Fragmento del documento:
Políticamente, Bolivia está dividida. El MAS, que dominó la escena en las últimas dos décadas, se fractura entre “evistas” y “arcistas”, mientras la oposición —que no se ha repuesto de los certeros golpes recibidos— sigue sin rumbo, repitiendo los errores de siempre. Las elecciones se acercan y el panorama es el mismo de siempre: más peleas, más insultos, más promesas vacías. Ningún sector parece ofrecer una salida real a la crisis.
En medio de esta incertidumbre, el Bicentenario se presenta como una oportunidad perdida. Se anuncian celebraciones, desfiles y discursos grandilocuentes, pero no hay un proyecto de país claro. No hay políticas de largo plazo, no hay inversión en ciencia y tecnología, no hay un plan de desarrollo sostenible que trascienda a los gobiernos de turno.
Bolivia necesita dejar de repetir su historia. No podemos seguir atrapados en la lógica del conflicto permanente, en la política del enemigo interno, en el reciclaje de liderazgos gastados. Es momento de pensar en un país con instituciones fuertes, con un Estado eficiente y con una ciudadanía activa y exigente.
Las soluciones no vendrán de los mismos de siempre. La transformación debe partir de la sociedad, de quienes han sido testigos de los errores del pasado y no quieren repetirlos. Bolivia necesita una nueva generación de líderes, con visión de futuro, con compromiso real con el país, con capacidad de construir consensos y no solo de administrar crisis.
El desafío del Bicentenario es romper con la resignación. No podemos conformarnos con discursos de victimización ni con falsas promesas de cambio. Necesitamos una verdadera revolución educativa, económica y política. Un pacto social que garantice desarrollo inclusivo y equidad para todos. Sin embargo, la historia nos ha enseñado que Bolivia es un país de resistencia. A pesar de los errores y las crisis, la gente sigue luchando, innovando y buscando soluciones.
En la plaza, don Jaco se levanta y se despide de sus amigos. “Nos vemos mañana” dice con una sonrisa cansada. Doña Chichita, en cambio, sigue pensando. “Algo tiene que cambiar”, murmura. Hay quienes recuerdan la historia con nostalgia, otros con crítica, y algunos con desdén. «Doscientos años y seguimos igual», decía don Luchito, un jubilado que había visto pasar más de una docena de gobiernos. «No hemos aprendido nada». «Tal vez el problema es que nos acostumbramos a sobrevivir en la crisis», reflexiona doña Juanita, una maestra que aún no se jubila. «Pero no hemos aprendido a construir en la estabilidad». Zencho, un joven que ha escuchado toda la conversación, finalmente interviene: “Pero si seguimos votando por los mismos de siempre, nada va a cambiar”. Tal vez ahí esté la clave: en dejar de repetir la historia y empezar a escribir un futuro distinto.

La tarea: Retoma el texto sobre el Bicentenario de Bolivia y continúalo a partir de su última oración.

Una serie de filas:
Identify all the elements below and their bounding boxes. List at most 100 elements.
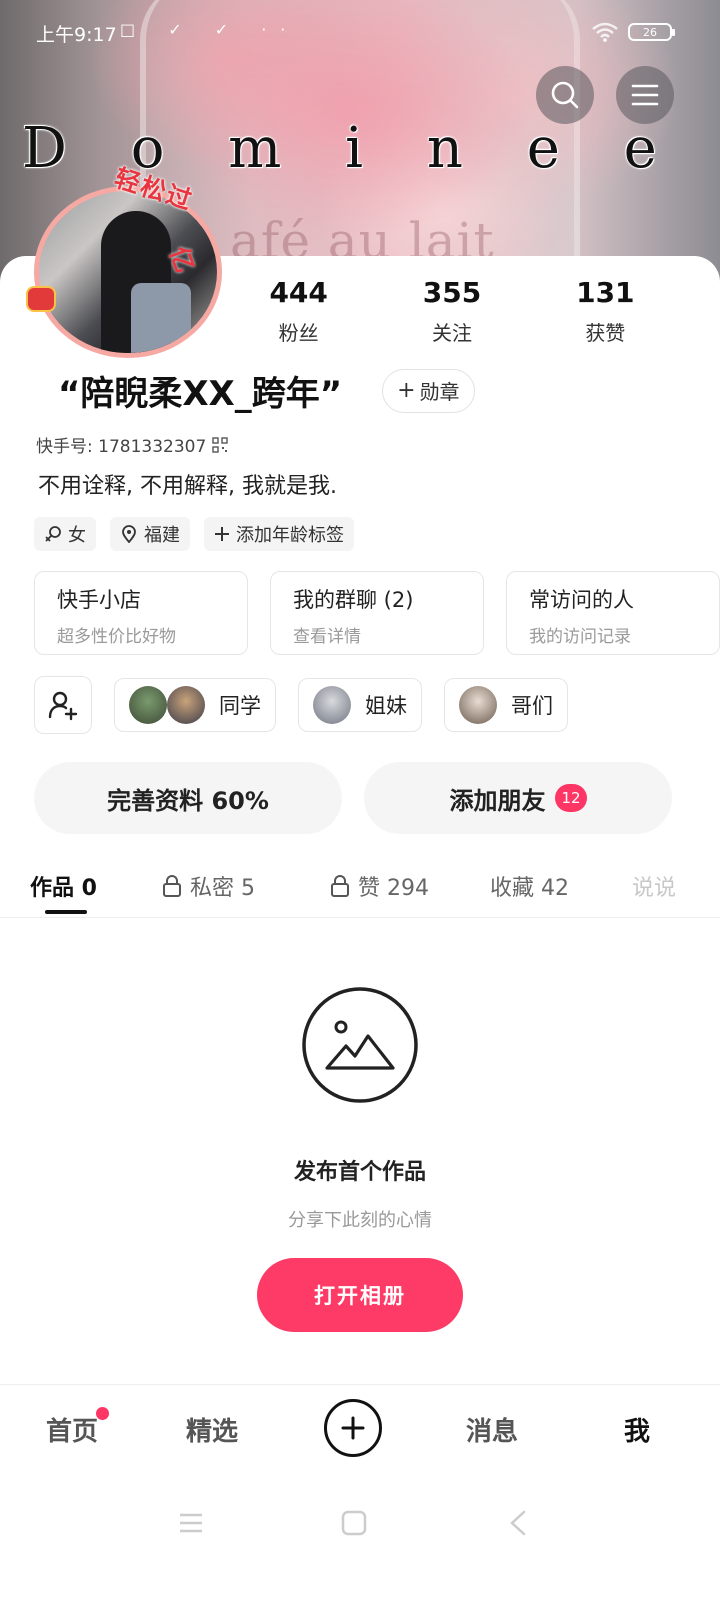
- tag-gender[interactable]: 女: [34, 517, 96, 551]
- tab-label: 作品 0: [30, 876, 97, 901]
- box-subtitle: 超多性价比好物: [57, 627, 176, 647]
- open-album-button[interactable]: 打开相册: [257, 1258, 463, 1332]
- stat-label: 粉丝: [278, 321, 319, 345]
- tab-label: 赞 294: [358, 876, 429, 901]
- add-friend-button[interactable]: [34, 676, 92, 734]
- empty-state-subtitle: 分享下此刻的心情: [288, 1210, 432, 1231]
- create-button[interactable]: [324, 1399, 382, 1457]
- avatar: [459, 686, 497, 724]
- tag-label: 添加年龄标签: [236, 525, 344, 546]
- box-title: 常访问的人: [529, 588, 634, 612]
- shop-box[interactable]: 快手小店 超多性价比好物: [34, 571, 248, 655]
- box-title: 我的群聊 (2): [293, 588, 414, 612]
- stat-value: 355: [422, 276, 482, 309]
- open-album-label: 打开相册: [314, 1284, 406, 1308]
- nav-label: 首页: [46, 1417, 99, 1447]
- notification-icons: □ ✓ ✓ ··: [120, 20, 300, 39]
- stat-value: 131: [576, 276, 635, 309]
- home-nav-icon[interactable]: [341, 1510, 367, 1536]
- back-nav-icon[interactable]: [508, 1510, 528, 1536]
- medal-label: 勋章: [419, 380, 460, 404]
- profile-bio: 不用诠释, 不用解释, 我就是我.: [38, 474, 337, 499]
- group-brothers[interactable]: 哥们: [444, 678, 568, 732]
- visitors-box[interactable]: 常访问的人 我的访问记录: [506, 571, 720, 655]
- user-id-row[interactable]: 快手号: 1781332307: [36, 432, 228, 457]
- nav-label: 精选: [186, 1417, 239, 1447]
- stat-label: 关注: [431, 321, 472, 345]
- bottom-nav: 首页 精选 消息 我: [0, 1384, 720, 1480]
- system-navigation-bar: [0, 1490, 720, 1600]
- status-time: 上午9:17: [36, 24, 117, 46]
- tab-label: 收藏 42: [490, 876, 569, 901]
- nav-label: 我: [624, 1417, 651, 1447]
- tag-add-age[interactable]: 添加年龄标签: [204, 517, 354, 551]
- tab-label: 说说: [632, 876, 677, 901]
- group-chat-box[interactable]: 我的群聊 (2) 查看详情: [270, 571, 484, 655]
- battery-level: 26: [643, 25, 657, 39]
- nav-home[interactable]: 首页: [46, 1411, 98, 1448]
- hamburger-icon: [631, 84, 659, 106]
- profile-tags: 女 福建 添加年龄标签: [34, 517, 354, 551]
- avatar: [313, 686, 351, 724]
- name-row: “陪睨柔XX_跨年” + 勋章: [58, 366, 475, 415]
- tag-label: 福建: [144, 525, 180, 546]
- stat-likes[interactable]: 131 获赞: [529, 276, 682, 346]
- tab-private[interactable]: 私密 5: [162, 870, 255, 902]
- notification-dot: [96, 1407, 109, 1420]
- complete-profile-button[interactable]: 完善资料 60%: [34, 762, 342, 834]
- avatar: [167, 686, 205, 724]
- profile-actions: 完善资料 60% 添加朋友 12: [34, 762, 672, 834]
- stat-following[interactable]: 355 关注: [375, 276, 528, 346]
- notification-badge: 12: [555, 784, 587, 812]
- status-right: 26: [592, 22, 675, 42]
- group-label: 姐妹: [365, 694, 407, 718]
- box-title: 快手小店: [57, 588, 141, 612]
- tag-label: 女: [68, 525, 86, 546]
- plus-icon: +: [397, 378, 416, 403]
- menu-nav-icon[interactable]: [178, 1512, 204, 1534]
- empty-state: 发布首个作品 分享下此刻的心情 打开相册: [0, 986, 720, 1332]
- tab-works[interactable]: 作品 0: [30, 870, 97, 902]
- avatar: [129, 686, 167, 724]
- feature-boxes: 快手小店 超多性价比好物 我的群聊 (2) 查看详情 常访问的人 我的访问记录: [34, 571, 720, 655]
- box-subtitle: 查看详情: [293, 627, 361, 647]
- stat-value: 444: [269, 276, 328, 309]
- female-icon: [45, 526, 61, 542]
- lock-icon: [163, 875, 181, 897]
- lock-icon: [331, 875, 349, 897]
- tag-location[interactable]: 福建: [110, 517, 190, 551]
- nav-messages[interactable]: 消息: [466, 1411, 518, 1448]
- avatar-image: [34, 186, 222, 358]
- stats-row: 444 粉丝 355 关注 131 获赞: [222, 276, 682, 346]
- friend-groups: 同学 姐妹 哥们: [34, 676, 568, 734]
- add-user-icon: [48, 691, 78, 721]
- stat-followers[interactable]: 444 粉丝: [222, 276, 375, 346]
- empty-state-title: 发布首个作品: [293, 1160, 426, 1185]
- add-medal-button[interactable]: + 勋章: [382, 368, 475, 413]
- location-icon: [122, 525, 136, 543]
- tab-favorites[interactable]: 收藏 42: [490, 870, 569, 902]
- search-button[interactable]: [536, 66, 594, 124]
- nav-label: 消息: [466, 1417, 519, 1447]
- group-sisters[interactable]: 姐妹: [298, 678, 422, 732]
- nav-featured[interactable]: 精选: [186, 1411, 238, 1448]
- nav-me[interactable]: 我: [624, 1411, 650, 1448]
- status-bar: 上午9:17 □ ✓ ✓ ·· 26: [0, 0, 720, 66]
- content-tabs: 作品 0 私密 5 赞 294 收藏 42 说说: [0, 862, 720, 918]
- tab-liked[interactable]: 赞 294: [330, 870, 429, 902]
- group-classmates[interactable]: 同学: [114, 678, 276, 732]
- image-placeholder-icon: [302, 987, 418, 1103]
- add-friends-button[interactable]: 添加朋友 12: [364, 762, 672, 834]
- avatar[interactable]: 轻松过 亿: [26, 163, 222, 358]
- menu-button[interactable]: [616, 66, 674, 124]
- battery-icon: 26: [628, 23, 675, 41]
- box-subtitle: 我的访问记录: [529, 627, 631, 647]
- active-tab-indicator: [45, 910, 87, 914]
- tab-posts[interactable]: 说说: [632, 870, 676, 902]
- profile-name: “陪睨柔XX_跨年”: [58, 374, 343, 414]
- user-id: 快手号: 1781332307: [36, 437, 207, 457]
- plus-icon: [341, 1416, 365, 1440]
- complete-profile-label: 完善资料 60%: [107, 786, 269, 815]
- red-pouch-icon: [26, 286, 56, 312]
- wifi-icon: [592, 22, 618, 42]
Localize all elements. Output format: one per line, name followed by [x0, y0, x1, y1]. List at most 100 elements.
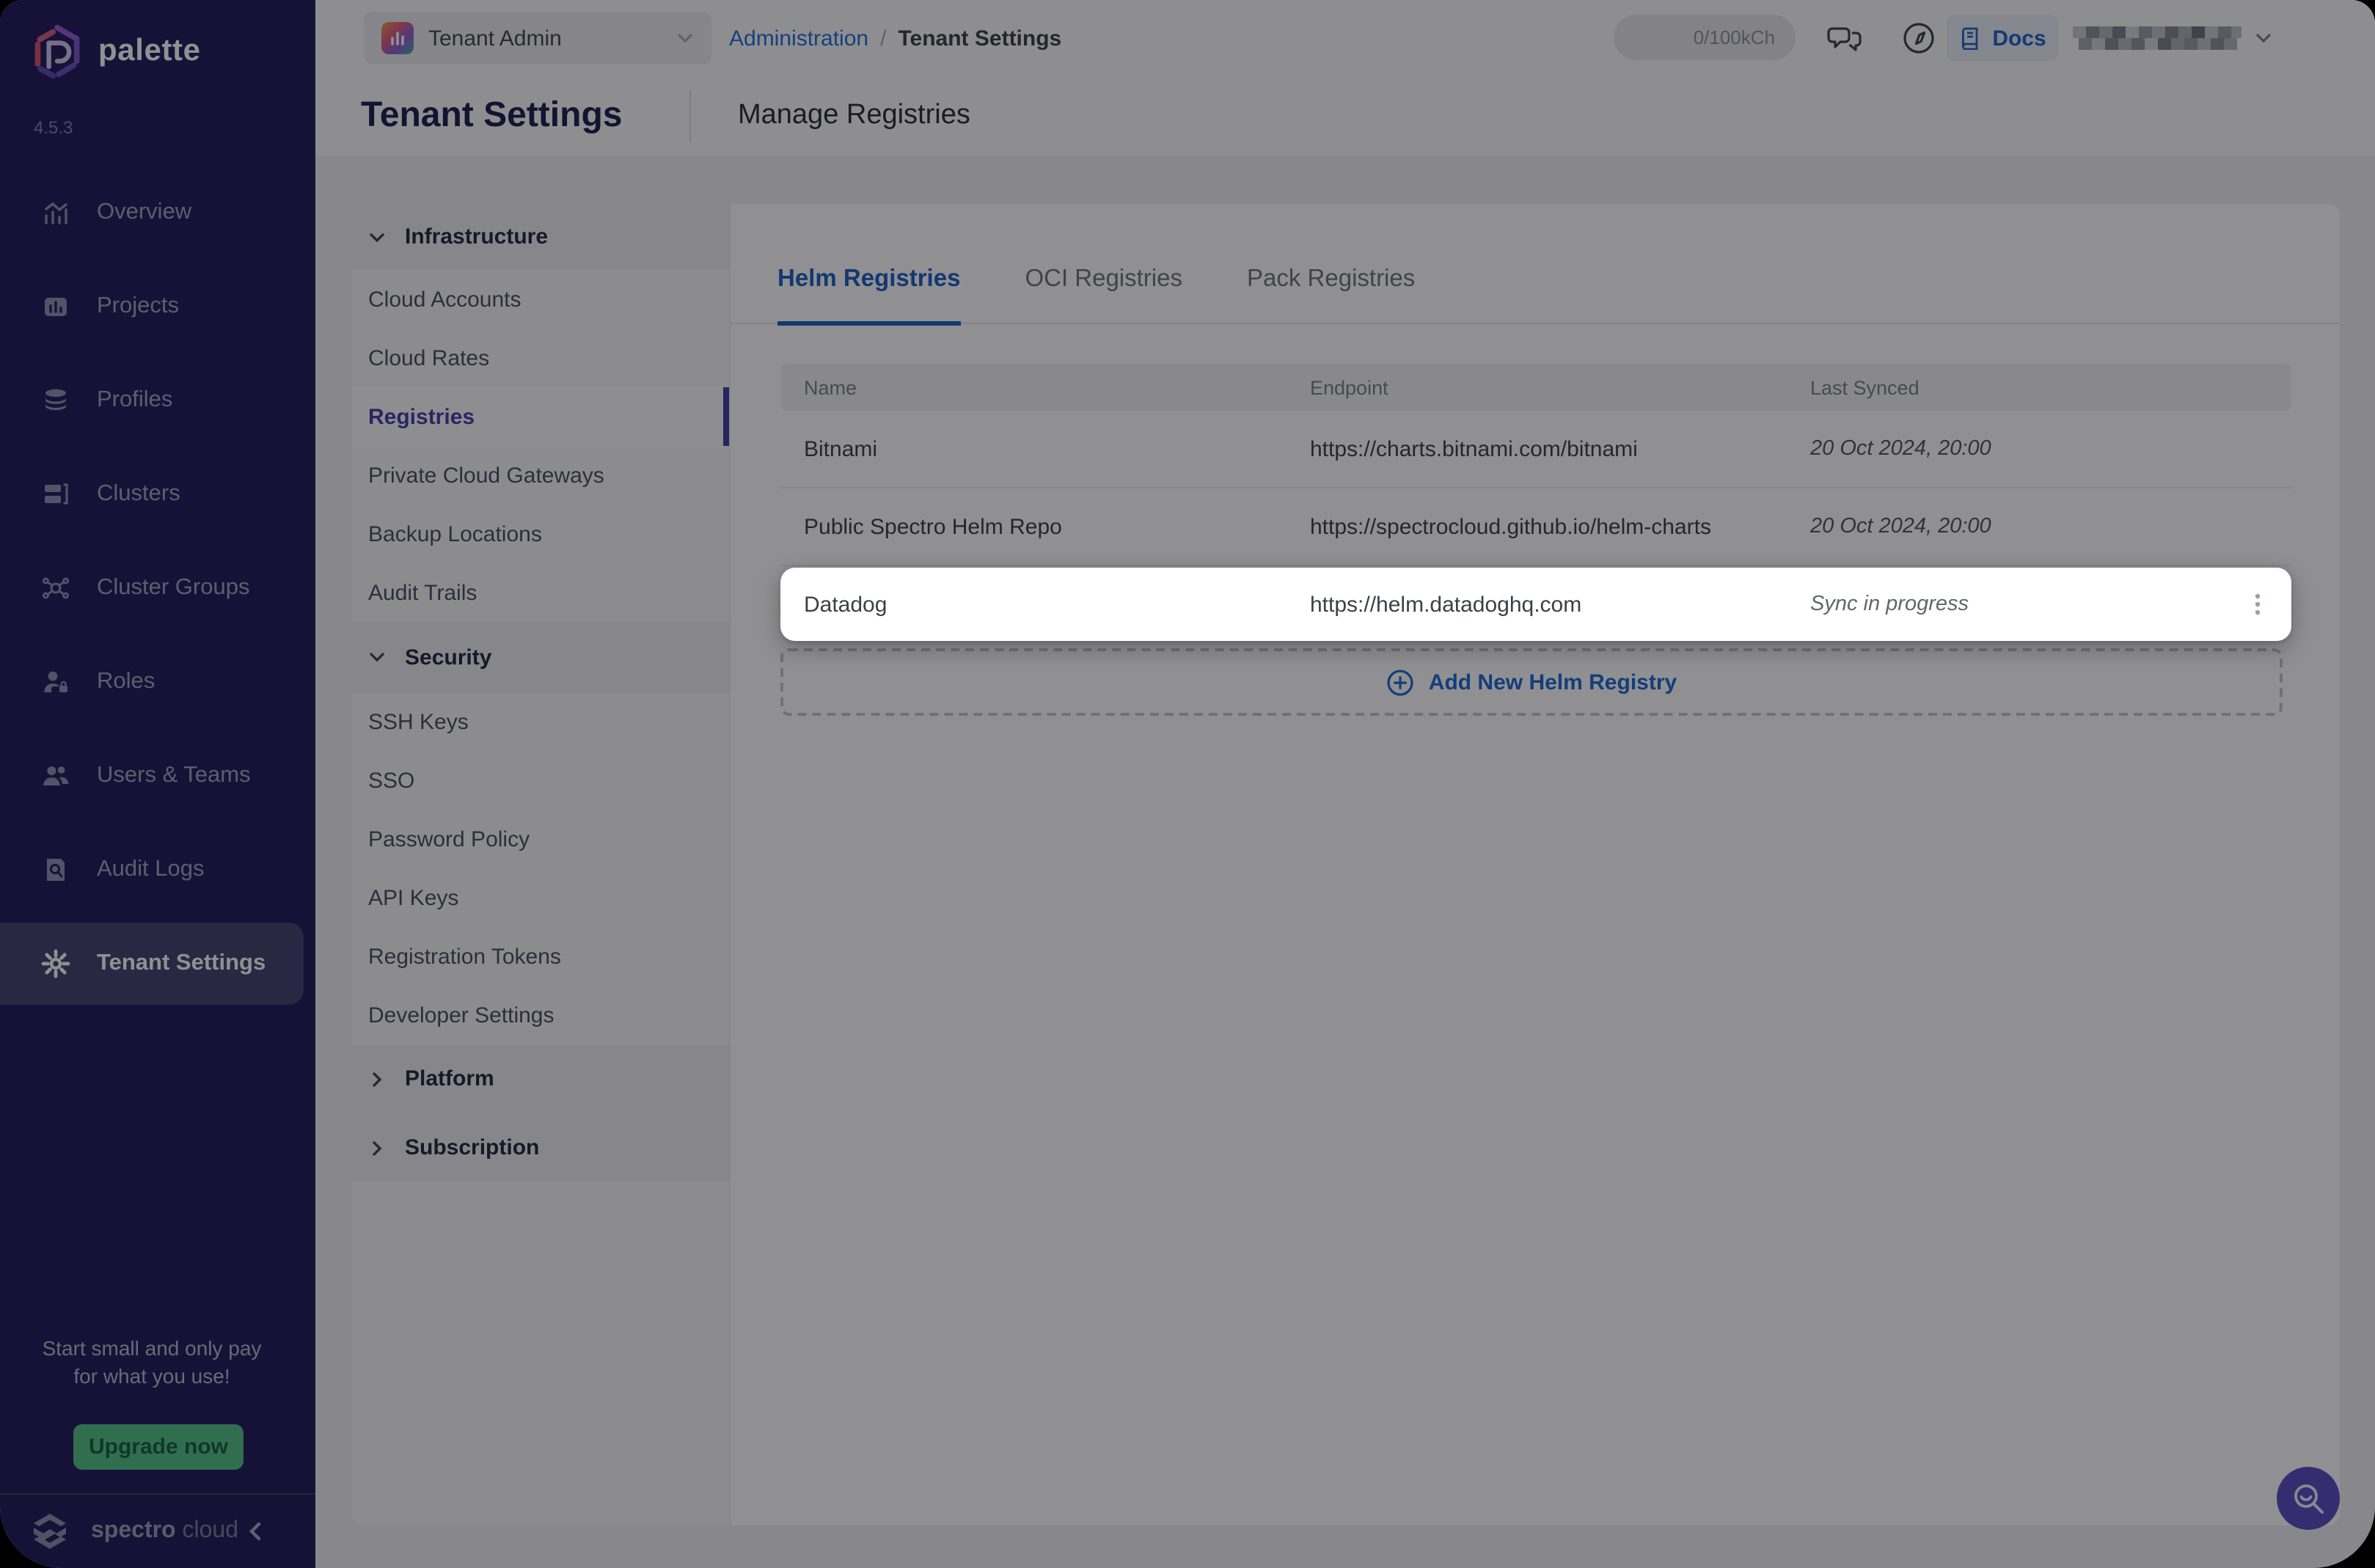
registry-last-synced: 20 Oct 2024, 20:00 — [1810, 515, 2230, 538]
sidebar-item-audit-logs[interactable]: Audit Logs — [0, 823, 315, 917]
table-row[interactable]: Public Spectro Helm Repo https://spectro… — [780, 488, 2291, 566]
registry-name: Datadog — [804, 592, 1310, 617]
clusters-icon — [41, 480, 70, 509]
brand-logo: palette — [29, 23, 201, 79]
kebab-menu-icon[interactable] — [2244, 591, 2271, 618]
sidebar-item-label: Tenant Settings — [97, 950, 266, 977]
registry-endpoint: https://charts.bitnami.com/bitnami — [1310, 436, 1810, 461]
nav-item-developer-settings[interactable]: Developer Settings — [352, 986, 729, 1044]
chevron-down-icon — [368, 228, 386, 246]
roles-icon — [41, 667, 70, 697]
add-new-helm-registry-button[interactable]: Add New Helm Registry — [780, 648, 2283, 716]
user-menu-chevron-down-icon[interactable] — [2255, 29, 2272, 47]
chat-icon[interactable] — [1826, 19, 1864, 57]
user-name-redacted[interactable] — [2073, 19, 2242, 57]
sidebar-item-label: Projects — [97, 293, 179, 320]
top-bar: Tenant Admin Administration / Tenant Set… — [315, 0, 2375, 76]
section-label: Platform — [405, 1066, 494, 1091]
nav-item-backup-locations[interactable]: Backup Locations — [352, 505, 729, 563]
breadcrumb: Administration / Tenant Settings — [729, 0, 1061, 76]
section-label: Infrastructure — [405, 224, 548, 249]
column-header-last-synced: Last Synced — [1810, 376, 2230, 398]
sidebar-item-roles[interactable]: Roles — [0, 635, 315, 729]
chevron-right-icon — [368, 1139, 386, 1157]
page-title: Tenant Settings — [361, 76, 622, 155]
profiles-icon — [41, 386, 70, 415]
section-security[interactable]: Security — [352, 622, 729, 692]
tab-helm-registries[interactable]: Helm Registries — [777, 265, 960, 323]
sidebar-item-overview[interactable]: Overview — [0, 166, 315, 260]
app-name: palette — [98, 34, 201, 69]
app-version: 4.5.3 — [34, 117, 73, 138]
spectro-cloud-logo-icon — [26, 1508, 73, 1555]
page-header: Tenant Settings Manage Registries — [315, 76, 2375, 155]
plus-circle-icon — [1386, 668, 1414, 696]
sidebar-item-label: Profiles — [97, 387, 172, 414]
section-platform[interactable]: Platform — [352, 1044, 729, 1113]
sidebar-item-label: Audit Logs — [97, 857, 205, 883]
sidebar-item-users-teams[interactable]: Users & Teams — [0, 729, 315, 823]
column-header-endpoint: Endpoint — [1310, 376, 1810, 398]
sync-status: Sync in progress — [1810, 593, 2230, 616]
sidebar-item-projects[interactable]: Projects — [0, 260, 315, 353]
nav-item-registries[interactable]: Registries — [352, 387, 729, 446]
sidebar-item-profiles[interactable]: Profiles — [0, 353, 315, 447]
nav-item-sso[interactable]: SSO — [352, 751, 729, 810]
upgrade-now-button[interactable]: Upgrade now — [73, 1424, 244, 1470]
sidebar-item-cluster-groups[interactable]: Cluster Groups — [0, 541, 315, 635]
sidebar-item-label: Users & Teams — [97, 763, 251, 789]
table-row[interactable]: Bitnami https://charts.bitnami.com/bitna… — [780, 411, 2291, 488]
registry-endpoint: https://spectrocloud.github.io/helm-char… — [1310, 514, 1810, 539]
chevron-down-icon — [676, 29, 694, 47]
table-row-datadog-highlighted[interactable]: Datadog https://helm.datadoghq.com Sync … — [780, 568, 2291, 641]
registry-tabs: Helm Registries OCI Registries Pack Regi… — [731, 204, 2340, 324]
sidebar-collapse-chevron-icon[interactable] — [245, 1521, 266, 1542]
section-label: Subscription — [405, 1135, 539, 1160]
sidebar-item-label: Clusters — [97, 481, 180, 508]
tab-oci-registries[interactable]: OCI Registries — [1025, 265, 1182, 323]
sidebar-item-label: Overview — [97, 199, 191, 226]
users-teams-icon — [41, 761, 70, 791]
section-infrastructure[interactable]: Infrastructure — [352, 204, 729, 270]
section-subscription[interactable]: Subscription — [352, 1113, 729, 1182]
chevron-right-icon — [368, 1070, 386, 1088]
nav-item-ssh-keys[interactable]: SSH Keys — [352, 692, 729, 751]
nav-item-cloud-rates[interactable]: Cloud Rates — [352, 329, 729, 387]
overview-icon — [41, 198, 70, 227]
search-fab-button[interactable] — [2277, 1467, 2340, 1530]
screenshot-stage: palette 4.5.3 Overview Projects — [0, 0, 2375, 1568]
docs-label: Docs — [1992, 26, 2046, 51]
table-header-row: Name Endpoint Last Synced — [780, 364, 2291, 411]
helm-registries-table: Name Endpoint Last Synced Bitnami https:… — [780, 364, 2291, 566]
upsell-message: Start small and only pay for what you us… — [0, 1335, 304, 1391]
registry-endpoint: https://helm.datadoghq.com — [1310, 592, 1810, 617]
registry-last-synced: 20 Oct 2024, 20:00 — [1810, 437, 2230, 461]
nav-item-cloud-accounts[interactable]: Cloud Accounts — [352, 270, 729, 329]
tab-pack-registries[interactable]: Pack Registries — [1247, 265, 1415, 323]
nav-item-password-policy[interactable]: Password Policy — [352, 810, 729, 868]
app-window: palette 4.5.3 Overview Projects — [0, 0, 2375, 1568]
title-divider — [689, 91, 691, 142]
registries-content: Helm Registries OCI Registries Pack Regi… — [731, 204, 2340, 1525]
project-scope-selector[interactable]: Tenant Admin — [364, 12, 711, 65]
nav-item-registration-tokens[interactable]: Registration Tokens — [352, 927, 729, 986]
nav-item-api-keys[interactable]: API Keys — [352, 868, 729, 927]
registry-name: Bitnami — [804, 436, 1310, 461]
sidebar: palette 4.5.3 Overview Projects — [0, 0, 315, 1568]
cluster-groups-icon — [41, 574, 70, 603]
compass-icon[interactable] — [1900, 19, 1938, 57]
column-header-name: Name — [804, 376, 1310, 398]
nav-item-audit-trails[interactable]: Audit Trails — [352, 563, 729, 622]
docs-button[interactable]: Docs — [1947, 15, 2058, 62]
nav-item-private-cloud-gateways[interactable]: Private Cloud Gateways — [352, 446, 729, 505]
settings-card: Infrastructure Cloud Accounts Cloud Rate… — [352, 204, 2340, 1525]
sidebar-item-clusters[interactable]: Clusters — [0, 447, 315, 541]
palette-logo-icon — [29, 23, 85, 79]
page-subtitle: Manage Registries — [738, 76, 970, 155]
breadcrumb-current: Tenant Settings — [898, 26, 1061, 51]
usage-meter: 0/100kCh — [1614, 15, 1796, 60]
breadcrumb-administration-link[interactable]: Administration — [729, 26, 868, 51]
sidebar-item-tenant-settings[interactable]: Tenant Settings — [0, 923, 304, 1005]
book-icon — [1958, 26, 1982, 50]
magnifier-icon — [2289, 1479, 2327, 1517]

Respuesta:
No se puede hablar de un Bicentenario sin preguntarse qué país queremos construir para el futuro. Si seguimos atrapados en la lógica del pasado, si seguimos confiando en quienes nos han demostrado una y otra vez que no tienen la capacidad de transformar Bolivia, entonces dentro de 50 años seguiremos teniendo las mismas conversaciones en la plaza, esperando un cambio que nunca llega.
Los países que han logrado salir adelante han apostado por la educación, la innovación, el respeto a las instituciones y la participación activa de la sociedad civil. Bolivia no puede quedarse atrás. Necesitamos un proyecto de país que vaya más allá de la coyuntura política, que no dependa de un solo partido o de una sola figura, sino que sea el resultado de un acuerdo colectivo para un desarrollo inclusivo y sostenible.
El reto del Bicentenario es romper con la inercia, dejar de lado la resignación y exigir cambios concretos. No basta con discursos ni con promesas de campaña. Se necesita una ciudadanía activa, que cuestione, que exija y que participe. Porque si seguimos esperando que el cambio venga desde arriba, nos encontraremos en 2030 con la misma frustración de siempre.
El Bicentenario no debería ser solo una fecha de celebración en el calendario. Debería ser un punto de inflexión, una oportunidad para replantearnos el país que queremos. Bolivia tiene todo para salir adelante: recursos, talento y gente dispuesta a luchar. Solo falta una cosa: voluntad política y social para hacer las cosas de manera diferente.